What you are asked to do ::
What follows is a listing. Return every line of it exactly.

Stored records ::
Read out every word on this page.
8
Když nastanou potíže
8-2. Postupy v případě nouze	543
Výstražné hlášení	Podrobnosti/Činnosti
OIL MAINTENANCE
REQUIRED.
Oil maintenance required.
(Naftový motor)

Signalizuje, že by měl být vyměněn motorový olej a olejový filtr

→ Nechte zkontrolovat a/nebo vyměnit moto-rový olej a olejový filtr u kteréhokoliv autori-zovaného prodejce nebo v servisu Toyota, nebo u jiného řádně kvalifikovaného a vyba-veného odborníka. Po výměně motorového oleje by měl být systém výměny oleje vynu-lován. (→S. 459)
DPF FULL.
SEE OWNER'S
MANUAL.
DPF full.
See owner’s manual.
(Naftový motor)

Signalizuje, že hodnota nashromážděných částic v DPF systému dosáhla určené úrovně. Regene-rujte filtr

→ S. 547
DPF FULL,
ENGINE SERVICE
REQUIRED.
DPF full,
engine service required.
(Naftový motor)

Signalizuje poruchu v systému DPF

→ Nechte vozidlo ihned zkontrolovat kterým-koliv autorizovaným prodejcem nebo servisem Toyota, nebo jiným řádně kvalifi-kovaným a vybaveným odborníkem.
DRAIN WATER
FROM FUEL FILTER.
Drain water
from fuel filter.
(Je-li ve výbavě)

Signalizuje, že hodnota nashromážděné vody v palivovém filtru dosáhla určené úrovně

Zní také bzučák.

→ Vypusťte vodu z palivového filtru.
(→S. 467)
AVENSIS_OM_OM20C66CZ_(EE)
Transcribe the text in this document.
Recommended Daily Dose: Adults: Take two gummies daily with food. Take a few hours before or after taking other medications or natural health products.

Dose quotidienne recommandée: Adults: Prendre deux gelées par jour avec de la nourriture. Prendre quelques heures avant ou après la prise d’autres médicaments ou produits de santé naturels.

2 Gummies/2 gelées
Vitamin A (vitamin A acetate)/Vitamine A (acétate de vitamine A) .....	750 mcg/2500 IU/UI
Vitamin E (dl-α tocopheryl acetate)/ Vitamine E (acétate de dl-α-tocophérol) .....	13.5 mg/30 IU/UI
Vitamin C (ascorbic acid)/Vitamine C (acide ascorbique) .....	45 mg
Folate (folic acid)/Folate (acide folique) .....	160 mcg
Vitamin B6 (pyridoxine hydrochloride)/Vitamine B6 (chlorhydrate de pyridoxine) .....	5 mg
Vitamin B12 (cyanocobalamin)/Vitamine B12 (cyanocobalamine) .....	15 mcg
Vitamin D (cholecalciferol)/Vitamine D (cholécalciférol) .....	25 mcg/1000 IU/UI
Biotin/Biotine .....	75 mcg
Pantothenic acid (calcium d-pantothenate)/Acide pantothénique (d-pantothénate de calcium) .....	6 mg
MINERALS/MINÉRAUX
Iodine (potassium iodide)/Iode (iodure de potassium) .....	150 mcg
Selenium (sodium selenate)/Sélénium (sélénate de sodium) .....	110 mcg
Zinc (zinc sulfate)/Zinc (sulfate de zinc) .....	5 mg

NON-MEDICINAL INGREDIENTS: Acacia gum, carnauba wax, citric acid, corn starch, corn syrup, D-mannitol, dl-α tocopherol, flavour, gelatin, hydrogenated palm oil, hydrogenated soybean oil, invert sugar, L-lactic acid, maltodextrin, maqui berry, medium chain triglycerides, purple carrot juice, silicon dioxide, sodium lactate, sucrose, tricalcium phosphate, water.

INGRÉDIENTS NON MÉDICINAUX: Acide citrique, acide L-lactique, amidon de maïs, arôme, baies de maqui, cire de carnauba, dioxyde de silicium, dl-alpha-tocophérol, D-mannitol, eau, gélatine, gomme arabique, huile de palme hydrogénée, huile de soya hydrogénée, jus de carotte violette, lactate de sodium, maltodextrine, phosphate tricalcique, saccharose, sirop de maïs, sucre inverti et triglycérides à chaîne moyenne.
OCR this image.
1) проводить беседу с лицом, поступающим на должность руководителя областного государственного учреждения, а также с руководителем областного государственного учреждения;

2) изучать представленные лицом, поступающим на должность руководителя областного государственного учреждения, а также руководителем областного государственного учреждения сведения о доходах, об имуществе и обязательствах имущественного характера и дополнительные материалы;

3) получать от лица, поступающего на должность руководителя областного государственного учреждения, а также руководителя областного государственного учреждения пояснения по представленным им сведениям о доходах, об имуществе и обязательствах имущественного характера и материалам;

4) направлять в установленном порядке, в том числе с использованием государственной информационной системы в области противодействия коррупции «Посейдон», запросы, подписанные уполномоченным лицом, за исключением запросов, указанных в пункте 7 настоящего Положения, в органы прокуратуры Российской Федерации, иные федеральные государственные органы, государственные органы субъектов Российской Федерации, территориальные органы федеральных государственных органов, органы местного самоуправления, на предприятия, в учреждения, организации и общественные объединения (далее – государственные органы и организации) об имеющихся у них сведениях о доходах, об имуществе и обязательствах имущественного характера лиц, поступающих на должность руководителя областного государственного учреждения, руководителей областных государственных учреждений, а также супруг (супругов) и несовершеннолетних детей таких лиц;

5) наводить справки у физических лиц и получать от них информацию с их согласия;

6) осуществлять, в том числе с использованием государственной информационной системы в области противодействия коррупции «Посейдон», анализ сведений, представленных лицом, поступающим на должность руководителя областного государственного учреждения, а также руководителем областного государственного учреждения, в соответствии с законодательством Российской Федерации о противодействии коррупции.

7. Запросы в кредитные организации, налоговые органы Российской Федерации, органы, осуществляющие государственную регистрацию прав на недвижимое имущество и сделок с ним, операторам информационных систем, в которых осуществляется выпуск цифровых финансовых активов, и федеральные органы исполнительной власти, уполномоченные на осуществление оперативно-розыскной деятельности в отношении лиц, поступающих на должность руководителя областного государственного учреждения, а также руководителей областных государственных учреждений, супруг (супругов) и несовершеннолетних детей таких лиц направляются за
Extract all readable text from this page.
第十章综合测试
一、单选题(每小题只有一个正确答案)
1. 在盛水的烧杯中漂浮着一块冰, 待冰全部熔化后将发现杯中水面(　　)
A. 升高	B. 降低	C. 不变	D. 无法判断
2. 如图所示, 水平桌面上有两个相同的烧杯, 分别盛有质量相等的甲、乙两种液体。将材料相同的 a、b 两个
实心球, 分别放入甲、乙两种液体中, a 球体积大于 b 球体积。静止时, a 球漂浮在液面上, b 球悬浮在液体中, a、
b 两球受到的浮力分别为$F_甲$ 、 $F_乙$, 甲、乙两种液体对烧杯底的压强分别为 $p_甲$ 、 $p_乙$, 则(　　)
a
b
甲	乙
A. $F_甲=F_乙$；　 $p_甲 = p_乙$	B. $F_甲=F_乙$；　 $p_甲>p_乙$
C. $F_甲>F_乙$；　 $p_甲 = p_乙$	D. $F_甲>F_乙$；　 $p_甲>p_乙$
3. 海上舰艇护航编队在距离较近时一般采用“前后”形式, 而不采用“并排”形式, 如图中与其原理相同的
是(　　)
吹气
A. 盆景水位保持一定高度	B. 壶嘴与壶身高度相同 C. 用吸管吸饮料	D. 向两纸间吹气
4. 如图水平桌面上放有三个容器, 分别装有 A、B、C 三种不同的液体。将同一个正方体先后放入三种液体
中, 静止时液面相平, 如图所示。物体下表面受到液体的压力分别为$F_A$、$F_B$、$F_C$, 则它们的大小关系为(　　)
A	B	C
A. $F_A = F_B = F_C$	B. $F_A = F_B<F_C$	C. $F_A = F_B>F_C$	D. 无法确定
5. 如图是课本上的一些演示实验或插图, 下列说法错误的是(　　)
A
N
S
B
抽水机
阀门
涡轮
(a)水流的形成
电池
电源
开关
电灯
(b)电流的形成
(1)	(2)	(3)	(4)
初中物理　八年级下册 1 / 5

Exercise solution ::
Read out every word on this page.
8
Když nastanou potíže
8-2. Postupy v případě nouze	543
Výstražné hlášení	Podrobnosti/Činnosti
OIL MAINTENANCE
REQUIRED.
Oil maintenance required.
(Naftový motor)

Signalizuje, že by měl být vyměněn motorový olej a olejový filtr

→ Nechte zkontrolovat a/nebo vyměnit moto-rový olej a olejový filtr u kteréhokoliv autori-zovaného prodejce nebo v servisu Toyota, nebo u jiného řádně kvalifikovaného a vyba-veného odborníka. Po výměně motorového oleje by měl být systém výměny oleje vynu-lován. (→S. 459)
DPF FULL.
SEE OWNER'S
MANUAL.
DPF full.
See owner’s manual.
(Naftový motor)

Signalizuje, že hodnota nashromážděných částic v DPF systému dosáhla určené úrovně. Regene-rujte filtr

→ S. 547
DPF FULL,
ENGINE SERVICE
REQUIRED.
DPF full,
engine service required.
(Naftový motor)

Signalizuje poruchu v systému DPF

→ Nechte vozidlo ihned zkontrolovat kterým-koliv autorizovaným prodejcem nebo servisem Toyota, nebo jiným řádně kvalifi-kovaným a vybaveným odborníkem.
DRAIN WATER
FROM FUEL FILTER.
Drain water
from fuel filter.
(Je-li ve výbavě)

Signalizuje, že hodnota nashromážděné vody v palivovém filtru dosáhla určené úrovně

Zní také bzučák.

→ Vypusťte vodu z palivového filtru.
(→S. 467)
AVENSIS_OM_OM20C66CZ_(EE)
Transcribe the text in this document.
Recommended Daily Dose: Adults: Take two gummies daily with food. Take a few hours before or after taking other medications or natural health products.

Dose quotidienne recommandée: Adults: Prendre deux gelées par jour avec de la nourriture. Prendre quelques heures avant ou après la prise d’autres médicaments ou produits de santé naturels.

2 Gummies/2 gelées
Vitamin A (vitamin A acetate)/Vitamine A (acétate de vitamine A) .....	750 mcg/2500 IU/UI
Vitamin E (dl-α tocopheryl acetate)/ Vitamine E (acétate de dl-α-tocophérol) .....	13.5 mg/30 IU/UI
Vitamin C (ascorbic acid)/Vitamine C (acide ascorbique) .....	45 mg
Folate (folic acid)/Folate (acide folique) .....	160 mcg
Vitamin B6 (pyridoxine hydrochloride)/Vitamine B6 (chlorhydrate de pyridoxine) .....	5 mg
Vitamin B12 (cyanocobalamin)/Vitamine B12 (cyanocobalamine) .....	15 mcg
Vitamin D (cholecalciferol)/Vitamine D (cholécalciférol) .....	25 mcg/1000 IU/UI
Biotin/Biotine .....	75 mcg
Pantothenic acid (calcium d-pantothenate)/Acide pantothénique (d-pantothénate de calcium) .....	6 mg
MINERALS/MINÉRAUX
Iodine (potassium iodide)/Iode (iodure de potassium) .....	150 mcg
Selenium (sodium selenate)/Sélénium (sélénate de sodium) .....	110 mcg
Zinc (zinc sulfate)/Zinc (sulfate de zinc) .....	5 mg

NON-MEDICINAL INGREDIENTS: Acacia gum, carnauba wax, citric acid, corn starch, corn syrup, D-mannitol, dl-α tocopherol, flavour, gelatin, hydrogenated palm oil, hydrogenated soybean oil, invert sugar, L-lactic acid, maltodextrin, maqui berry, medium chain triglycerides, purple carrot juice, silicon dioxide, sodium lactate, sucrose, tricalcium phosphate, water.

INGRÉDIENTS NON MÉDICINAUX: Acide citrique, acide L-lactique, amidon de maïs, arôme, baies de maqui, cire de carnauba, dioxyde de silicium, dl-alpha-tocophérol, D-mannitol, eau, gélatine, gomme arabique, huile de palme hydrogénée, huile de soya hydrogénée, jus de carotte violette, lactate de sodium, maltodextrine, phosphate tricalcique, saccharose, sirop de maïs, sucre inverti et triglycérides à chaîne moyenne.
OCR this image.
1) проводить беседу с лицом, поступающим на должность руководителя областного государственного учреждения, а также с руководителем областного государственного учреждения;

2) изучать представленные лицом, поступающим на должность руководителя областного государственного учреждения, а также руководителем областного государственного учреждения сведения о доходах, об имуществе и обязательствах имущественного характера и дополнительные материалы;

3) получать от лица, поступающего на должность руководителя областного государственного учреждения, а также руководителя областного государственного учреждения пояснения по представленным им сведениям о доходах, об имуществе и обязательствах имущественного характера и материалам;

4) направлять в установленном порядке, в том числе с использованием государственной информационной системы в области противодействия коррупции «Посейдон», запросы, подписанные уполномоченным лицом, за исключением запросов, указанных в пункте 7 настоящего Положения, в органы прокуратуры Российской Федерации, иные федеральные государственные органы, государственные органы субъектов Российской Федерации, территориальные органы федеральных государственных органов, органы местного самоуправления, на предприятия, в учреждения, организации и общественные объединения (далее – государственные органы и организации) об имеющихся у них сведениях о доходах, об имуществе и обязательствах имущественного характера лиц, поступающих на должность руководителя областного государственного учреждения, руководителей областных государственных учреждений, а также супруг (супругов) и несовершеннолетних детей таких лиц;

5) наводить справки у физических лиц и получать от них информацию с их согласия;

6) осуществлять, в том числе с использованием государственной информационной системы в области противодействия коррупции «Посейдон», анализ сведений, представленных лицом, поступающим на должность руководителя областного государственного учреждения, а также руководителем областного государственного учреждения, в соответствии с законодательством Российской Федерации о противодействии коррупции.

7. Запросы в кредитные организации, налоговые органы Российской Федерации, органы, осуществляющие государственную регистрацию прав на недвижимое имущество и сделок с ним, операторам информационных систем, в которых осуществляется выпуск цифровых финансовых активов, и федеральные органы исполнительной власти, уполномоченные на осуществление оперативно-розыскной деятельности в отношении лиц, поступающих на должность руководителя областного государственного учреждения, а также руководителей областных государственных учреждений, супруг (супругов) и несовершеннолетних детей таких лиц направляются за
Extract all readable text from this page.
第十章综合测试
一、单选题(每小题只有一个正确答案)
1. 在盛水的烧杯中漂浮着一块冰, 待冰全部熔化后将发现杯中水面(　　)
A. 升高	B. 降低	C. 不变	D. 无法判断
2. 如图所示, 水平桌面上有两个相同的烧杯, 分别盛有质量相等的甲、乙两种液体。将材料相同的 a、b 两个
实心球, 分别放入甲、乙两种液体中, a 球体积大于 b 球体积。静止时, a 球漂浮在液面上, b 球悬浮在液体中, a、
b 两球受到的浮力分别为$F_甲$ 、 $F_乙$, 甲、乙两种液体对烧杯底的压强分别为 $p_甲$ 、 $p_乙$, 则(　　)
a
b
甲	乙
A. $F_甲=F_乙$；　 $p_甲 = p_乙$	B. $F_甲=F_乙$；　 $p_甲>p_乙$
C. $F_甲>F_乙$；　 $p_甲 = p_乙$	D. $F_甲>F_乙$；　 $p_甲>p_乙$
3. 海上舰艇护航编队在距离较近时一般采用“前后”形式, 而不采用“并排”形式, 如图中与其原理相同的
是(　　)
吹气
A. 盆景水位保持一定高度	B. 壶嘴与壶身高度相同 C. 用吸管吸饮料	D. 向两纸间吹气
4. 如图水平桌面上放有三个容器, 分别装有 A、B、C 三种不同的液体。将同一个正方体先后放入三种液体
中, 静止时液面相平, 如图所示。物体下表面受到液体的压力分别为$F_A$、$F_B$、$F_C$, 则它们的大小关系为(　　)
A	B	C
A. $F_A = F_B = F_C$	B. $F_A = F_B<F_C$	C. $F_A = F_B>F_C$	D. 无法确定
5. 如图是课本上的一些演示实验或插图, 下列说法错误的是(　　)
A
N
S
B
抽水机
阀门
涡轮
(a)水流的形成
电池
电源
开关
电灯
(b)电流的形成
(1)	(2)	(3)	(4)
初中物理　八年级下册 1 / 5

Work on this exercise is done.